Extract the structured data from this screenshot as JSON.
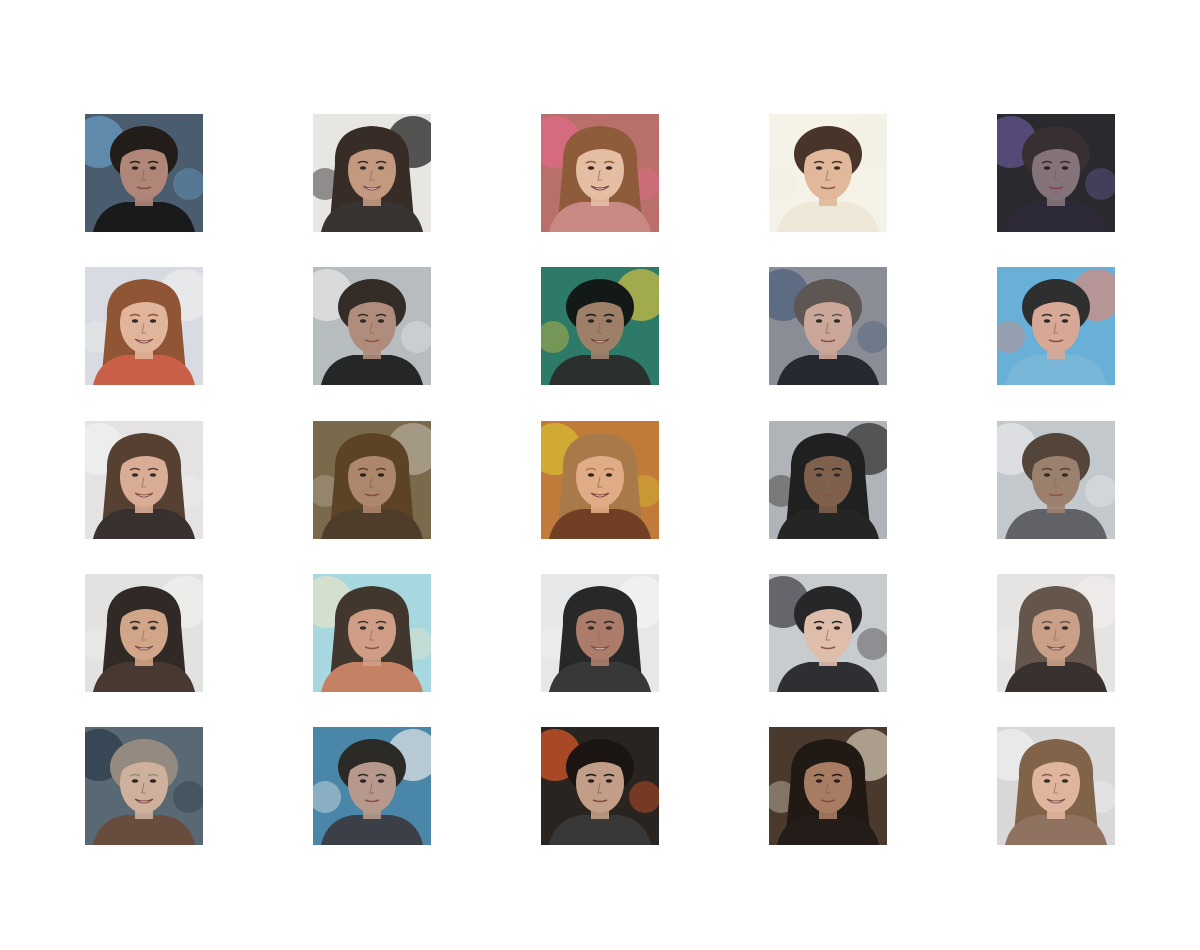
{
  "grid": {
    "rows": 5,
    "columns": 5,
    "subject": "generated-face-samples",
    "tiles": [
      {
        "bg": "#4a5d6e",
        "hair": "#201813",
        "skin": "#b88a78",
        "shirt": "#151515",
        "accent": "#6aa0c8",
        "hair_style": "short",
        "smile": false
      },
      {
        "bg": "#e8e6e2",
        "hair": "#2a1e16",
        "skin": "#c09478",
        "shirt": "#2a2522",
        "accent": "#111111",
        "hair_style": "long",
        "smile": true
      },
      {
        "bg": "#b9706c",
        "hair": "#8a5a38",
        "skin": "#e8c4a8",
        "shirt": "#c98a86",
        "accent": "#e36a8a",
        "hair_style": "long",
        "smile": true
      },
      {
        "bg": "#f6f2e8",
        "hair": "#3a2418",
        "skin": "#e0b494",
        "shirt": "#efe8d8",
        "accent": "#f2efe6",
        "hair_style": "short",
        "smile": false
      },
      {
        "bg": "#2a2a2e",
        "hair": "#3a3032",
        "skin": "#8c7a80",
        "shirt": "#2e2a3a",
        "accent": "#6a5a9a",
        "hair_style": "short",
        "smile": false
      },
      {
        "bg": "#d8dde2",
        "hair": "#8a4a26",
        "skin": "#e2b296",
        "shirt": "#c8563a",
        "accent": "#eeeeee",
        "hair_style": "long",
        "smile": true
      },
      {
        "bg": "#b8bcbf",
        "hair": "#2a201a",
        "skin": "#b08878",
        "shirt": "#1a1a1a",
        "accent": "#e8e8e8",
        "hair_style": "short",
        "smile": false
      },
      {
        "bg": "#2e7a6a",
        "hair": "#111111",
        "skin": "#a8806a",
        "shirt": "#2a2a2a",
        "accent": "#d6c040",
        "hair_style": "short",
        "smile": true
      },
      {
        "bg": "#8a8e96",
        "hair": "#5a524e",
        "skin": "#d0aa98",
        "shirt": "#1e2228",
        "accent": "#4a5e78",
        "hair_style": "short",
        "smile": false
      },
      {
        "bg": "#6ab0d8",
        "hair": "#2a2420",
        "skin": "#e0a890",
        "shirt": "#7ab8d8",
        "accent": "#d88a7a",
        "hair_style": "short",
        "smile": false
      },
      {
        "bg": "#e4e2e2",
        "hair": "#4a3222",
        "skin": "#d8a890",
        "shirt": "#2a2220",
        "accent": "#f2f2f2",
        "hair_style": "long",
        "smile": true
      },
      {
        "bg": "#7a6a4a",
        "hair": "#5a4022",
        "skin": "#b08a6e",
        "shirt": "#4a3a28",
        "accent": "#b8b0a0",
        "hair_style": "long",
        "smile": false
      },
      {
        "bg": "#c07a3a",
        "hair": "#a87a4a",
        "skin": "#e2b08e",
        "shirt": "#6a3a22",
        "accent": "#d8c030",
        "hair_style": "long",
        "smile": true
      },
      {
        "bg": "#b0b4b8",
        "hair": "#141414",
        "skin": "#7a5a44",
        "shirt": "#1a1a1a",
        "accent": "#2a2a2a",
        "hair_style": "long",
        "smile": false
      },
      {
        "bg": "#c4c8cc",
        "hair": "#4a3a2e",
        "skin": "#9a7a66",
        "shirt": "#5a5a60",
        "accent": "#e8e8ec",
        "hair_style": "short",
        "smile": false
      },
      {
        "bg": "#e2e2e0",
        "hair": "#221a16",
        "skin": "#d0a080",
        "shirt": "#3a2a22",
        "accent": "#f0f0f0",
        "hair_style": "long",
        "smile": true
      },
      {
        "bg": "#a8d8e0",
        "hair": "#3a2a20",
        "skin": "#d49a7e",
        "shirt": "#c87a5a",
        "accent": "#e8e4c8",
        "hair_style": "long",
        "smile": false
      },
      {
        "bg": "#e6e8ea",
        "hair": "#181818",
        "skin": "#a87460",
        "shirt": "#2a2a2a",
        "accent": "#f4f4f4",
        "hair_style": "long",
        "smile": true
      },
      {
        "bg": "#c8ccd0",
        "hair": "#1a1a1c",
        "skin": "#e0bca8",
        "shirt": "#222226",
        "accent": "#3a3a40",
        "hair_style": "short",
        "smile": false
      },
      {
        "bg": "#e6e4e2",
        "hair": "#5a4a3e",
        "skin": "#c89a80",
        "shirt": "#2a2220",
        "accent": "#f0eeec",
        "hair_style": "long",
        "smile": true
      },
      {
        "bg": "#5a6a74",
        "hair": "#9a8e82",
        "skin": "#d8b8a0",
        "shirt": "#6a4a3a",
        "accent": "#2a3a4a",
        "hair_style": "short",
        "smile": true
      },
      {
        "bg": "#4a86a8",
        "hair": "#2a221c",
        "skin": "#c09a8a",
        "shirt": "#3a3a40",
        "accent": "#e8e8e8",
        "hair_style": "short",
        "smile": false
      },
      {
        "bg": "#2a2420",
        "hair": "#1a1412",
        "skin": "#d0a890",
        "shirt": "#3a3a3a",
        "accent": "#e25a2a",
        "hair_style": "short",
        "smile": false
      },
      {
        "bg": "#4a3a2e",
        "hair": "#1e1612",
        "skin": "#b08268",
        "shirt": "#201a16",
        "accent": "#d8ccb8",
        "hair_style": "long",
        "smile": false
      },
      {
        "bg": "#d8d8da",
        "hair": "#7a5a3e",
        "skin": "#e0b498",
        "shirt": "#8a6a56",
        "accent": "#f2f2f2",
        "hair_style": "long",
        "smile": true
      }
    ]
  }
}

◇ ◇ ◇ ◇

REQUIRED WORK:
Repeat all of the entries word for word, but omit the pictures.

SOLUTION TO THIS TASK:
Extract the structured data from this screenshot as JSON.
{
  "grid": {
    "rows": 5,
    "columns": 5,
    "subject": "generated-face-samples",
    "tiles": [
      {
        "bg": "#4a5d6e",
        "hair": "#201813",
        "skin": "#b88a78",
        "shirt": "#151515",
        "accent": "#6aa0c8",
        "hair_style": "short",
        "smile": false
      },
      {
        "bg": "#e8e6e2",
        "hair": "#2a1e16",
        "skin": "#c09478",
        "shirt": "#2a2522",
        "accent": "#111111",
        "hair_style": "long",
        "smile": true
      },
      {
        "bg": "#b9706c",
        "hair": "#8a5a38",
        "skin": "#e8c4a8",
        "shirt": "#c98a86",
        "accent": "#e36a8a",
        "hair_style": "long",
        "smile": true
      },
      {
        "bg": "#f6f2e8",
        "hair": "#3a2418",
        "skin": "#e0b494",
        "shirt": "#efe8d8",
        "accent": "#f2efe6",
        "hair_style": "short",
        "smile": false
      },
      {
        "bg": "#2a2a2e",
        "hair": "#3a3032",
        "skin": "#8c7a80",
        "shirt": "#2e2a3a",
        "accent": "#6a5a9a",
        "hair_style": "short",
        "smile": false
      },
      {
        "bg": "#d8dde2",
        "hair": "#8a4a26",
        "skin": "#e2b296",
        "shirt": "#c8563a",
        "accent": "#eeeeee",
        "hair_style": "long",
        "smile": true
      },
      {
        "bg": "#b8bcbf",
        "hair": "#2a201a",
        "skin": "#b08878",
        "shirt": "#1a1a1a",
        "accent": "#e8e8e8",
        "hair_style": "short",
        "smile": false
      },
      {
        "bg": "#2e7a6a",
        "hair": "#111111",
        "skin": "#a8806a",
        "shirt": "#2a2a2a",
        "accent": "#d6c040",
        "hair_style": "short",
        "smile": true
      },
      {
        "bg": "#8a8e96",
        "hair": "#5a524e",
        "skin": "#d0aa98",
        "shirt": "#1e2228",
        "accent": "#4a5e78",
        "hair_style": "short",
        "smile": false
      },
      {
        "bg": "#6ab0d8",
        "hair": "#2a2420",
        "skin": "#e0a890",
        "shirt": "#7ab8d8",
        "accent": "#d88a7a",
        "hair_style": "short",
        "smile": false
      },
      {
        "bg": "#e4e2e2",
        "hair": "#4a3222",
        "skin": "#d8a890",
        "shirt": "#2a2220",
        "accent": "#f2f2f2",
        "hair_style": "long",
        "smile": true
      },
      {
        "bg": "#7a6a4a",
        "hair": "#5a4022",
        "skin": "#b08a6e",
        "shirt": "#4a3a28",
        "accent": "#b8b0a0",
        "hair_style": "long",
        "smile": false
      },
      {
        "bg": "#c07a3a",
        "hair": "#a87a4a",
        "skin": "#e2b08e",
        "shirt": "#6a3a22",
        "accent": "#d8c030",
        "hair_style": "long",
        "smile": true
      },
      {
        "bg": "#b0b4b8",
        "hair": "#141414",
        "skin": "#7a5a44",
        "shirt": "#1a1a1a",
        "accent": "#2a2a2a",
        "hair_style": "long",
        "smile": false
      },
      {
        "bg": "#c4c8cc",
        "hair": "#4a3a2e",
        "skin": "#9a7a66",
        "shirt": "#5a5a60",
        "accent": "#e8e8ec",
        "hair_style": "short",
        "smile": false
      },
      {
        "bg": "#e2e2e0",
        "hair": "#221a16",
        "skin": "#d0a080",
        "shirt": "#3a2a22",
        "accent": "#f0f0f0",
        "hair_style": "long",
        "smile": true
      },
      {
        "bg": "#a8d8e0",
        "hair": "#3a2a20",
        "skin": "#d49a7e",
        "shirt": "#c87a5a",
        "accent": "#e8e4c8",
        "hair_style": "long",
        "smile": false
      },
      {
        "bg": "#e6e8ea",
        "hair": "#181818",
        "skin": "#a87460",
        "shirt": "#2a2a2a",
        "accent": "#f4f4f4",
        "hair_style": "long",
        "smile": true
      },
      {
        "bg": "#c8ccd0",
        "hair": "#1a1a1c",
        "skin": "#e0bca8",
        "shirt": "#222226",
        "accent": "#3a3a40",
        "hair_style": "short",
        "smile": false
      },
      {
        "bg": "#e6e4e2",
        "hair": "#5a4a3e",
        "skin": "#c89a80",
        "shirt": "#2a2220",
        "accent": "#f0eeec",
        "hair_style": "long",
        "smile": true
      },
      {
        "bg": "#5a6a74",
        "hair": "#9a8e82",
        "skin": "#d8b8a0",
        "shirt": "#6a4a3a",
        "accent": "#2a3a4a",
        "hair_style": "short",
        "smile": true
      },
      {
        "bg": "#4a86a8",
        "hair": "#2a221c",
        "skin": "#c09a8a",
        "shirt": "#3a3a40",
        "accent": "#e8e8e8",
        "hair_style": "short",
        "smile": false
      },
      {
        "bg": "#2a2420",
        "hair": "#1a1412",
        "skin": "#d0a890",
        "shirt": "#3a3a3a",
        "accent": "#e25a2a",
        "hair_style": "short",
        "smile": false
      },
      {
        "bg": "#4a3a2e",
        "hair": "#1e1612",
        "skin": "#b08268",
        "shirt": "#201a16",
        "accent": "#d8ccb8",
        "hair_style": "long",
        "smile": false
      },
      {
        "bg": "#d8d8da",
        "hair": "#7a5a3e",
        "skin": "#e0b498",
        "shirt": "#8a6a56",
        "accent": "#f2f2f2",
        "hair_style": "long",
        "smile": true
      }
    ]
  }
}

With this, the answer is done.